## What is needed
Copy these lines out word for word, leaving out the pictures.

Some records:
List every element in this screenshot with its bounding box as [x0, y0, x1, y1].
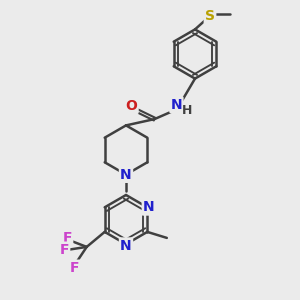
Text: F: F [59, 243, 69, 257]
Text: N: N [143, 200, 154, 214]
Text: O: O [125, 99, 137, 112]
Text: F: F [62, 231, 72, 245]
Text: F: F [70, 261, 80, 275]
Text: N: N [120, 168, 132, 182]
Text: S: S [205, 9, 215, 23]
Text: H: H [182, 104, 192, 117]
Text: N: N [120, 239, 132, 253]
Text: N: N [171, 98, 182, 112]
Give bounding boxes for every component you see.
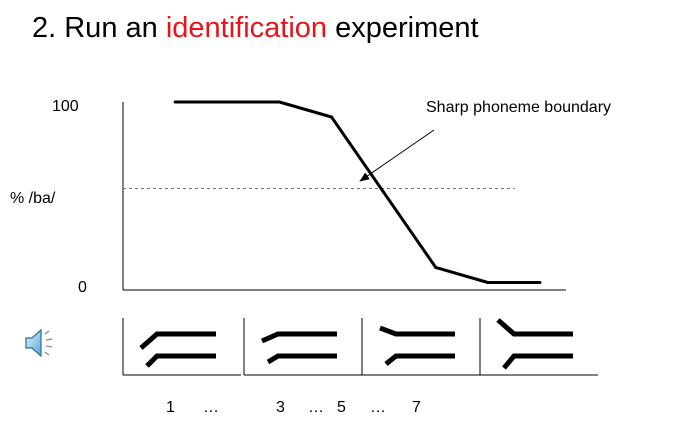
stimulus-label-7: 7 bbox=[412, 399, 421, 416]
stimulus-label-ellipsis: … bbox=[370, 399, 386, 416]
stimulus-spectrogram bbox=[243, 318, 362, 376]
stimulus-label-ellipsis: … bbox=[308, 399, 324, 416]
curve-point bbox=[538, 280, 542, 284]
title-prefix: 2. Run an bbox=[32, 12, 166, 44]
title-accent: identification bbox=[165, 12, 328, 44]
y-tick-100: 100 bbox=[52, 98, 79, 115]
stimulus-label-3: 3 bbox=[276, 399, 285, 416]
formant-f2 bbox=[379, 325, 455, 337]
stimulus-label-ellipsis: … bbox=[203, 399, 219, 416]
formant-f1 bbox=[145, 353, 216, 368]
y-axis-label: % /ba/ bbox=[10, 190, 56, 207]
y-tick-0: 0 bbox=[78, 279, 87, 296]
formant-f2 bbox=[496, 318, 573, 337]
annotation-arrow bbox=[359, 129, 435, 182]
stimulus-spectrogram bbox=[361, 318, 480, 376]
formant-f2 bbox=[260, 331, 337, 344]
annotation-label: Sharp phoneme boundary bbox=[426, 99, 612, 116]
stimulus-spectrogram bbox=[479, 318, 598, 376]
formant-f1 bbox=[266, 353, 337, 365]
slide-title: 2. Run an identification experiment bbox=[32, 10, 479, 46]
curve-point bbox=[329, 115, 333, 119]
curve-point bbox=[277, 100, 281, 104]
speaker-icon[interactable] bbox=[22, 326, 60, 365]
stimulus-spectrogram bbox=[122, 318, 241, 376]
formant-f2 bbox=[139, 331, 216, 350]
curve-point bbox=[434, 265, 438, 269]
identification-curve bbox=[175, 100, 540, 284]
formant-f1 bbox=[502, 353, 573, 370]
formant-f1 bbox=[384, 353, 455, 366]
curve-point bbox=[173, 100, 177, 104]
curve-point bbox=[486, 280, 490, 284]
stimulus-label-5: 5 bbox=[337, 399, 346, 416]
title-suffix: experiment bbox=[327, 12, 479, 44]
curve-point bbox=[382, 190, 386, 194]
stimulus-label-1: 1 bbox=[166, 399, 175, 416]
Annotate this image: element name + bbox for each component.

## Written response
List every element in this screenshot with its bounding box as [x0, y0, x1, y1].
Text: F: F [59, 243, 69, 257]
Text: N: N [143, 200, 154, 214]
Text: O: O [125, 99, 137, 112]
Text: F: F [62, 231, 72, 245]
Text: F: F [70, 261, 80, 275]
Text: N: N [120, 168, 132, 182]
Text: S: S [205, 9, 215, 23]
Text: H: H [182, 104, 192, 117]
Text: N: N [120, 239, 132, 253]
Text: N: N [171, 98, 182, 112]
Give bounding boxes for every component you see.
stimulus-label-7: 7 bbox=[412, 399, 421, 416]
stimulus-label-ellipsis: … bbox=[370, 399, 386, 416]
stimulus-spectrogram bbox=[243, 318, 362, 376]
stimulus-label-ellipsis: … bbox=[308, 399, 324, 416]
curve-point bbox=[538, 280, 542, 284]
title-prefix: 2. Run an bbox=[32, 12, 166, 44]
title-accent: identification bbox=[165, 12, 328, 44]
y-tick-100: 100 bbox=[52, 98, 79, 115]
stimulus-label-3: 3 bbox=[276, 399, 285, 416]
formant-f2 bbox=[379, 325, 455, 337]
stimulus-label-ellipsis: … bbox=[203, 399, 219, 416]
formant-f1 bbox=[145, 353, 216, 368]
y-axis-label: % /ba/ bbox=[10, 190, 56, 207]
y-tick-0: 0 bbox=[78, 279, 87, 296]
formant-f2 bbox=[496, 318, 573, 337]
annotation-arrow bbox=[359, 129, 435, 182]
stimulus-spectrogram bbox=[361, 318, 480, 376]
formant-f2 bbox=[260, 331, 337, 344]
annotation-label: Sharp phoneme boundary bbox=[426, 99, 612, 116]
stimulus-spectrogram bbox=[479, 318, 598, 376]
formant-f1 bbox=[266, 353, 337, 365]
slide-title: 2. Run an identification experiment bbox=[32, 10, 479, 46]
curve-point bbox=[329, 115, 333, 119]
curve-point bbox=[277, 100, 281, 104]
speaker-icon[interactable] bbox=[22, 326, 60, 365]
stimulus-spectrogram bbox=[122, 318, 241, 376]
formant-f2 bbox=[139, 331, 216, 350]
curve-point bbox=[434, 265, 438, 269]
identification-curve bbox=[175, 100, 540, 284]
formant-f1 bbox=[502, 353, 573, 370]
formant-f1 bbox=[384, 353, 455, 366]
curve-point bbox=[173, 100, 177, 104]
curve-point bbox=[486, 280, 490, 284]
stimulus-label-5: 5 bbox=[337, 399, 346, 416]
title-suffix: experiment bbox=[327, 12, 479, 44]
curve-point bbox=[382, 190, 386, 194]
stimulus-label-1: 1 bbox=[166, 399, 175, 416]
Annotate this image: element name + bbox for each component.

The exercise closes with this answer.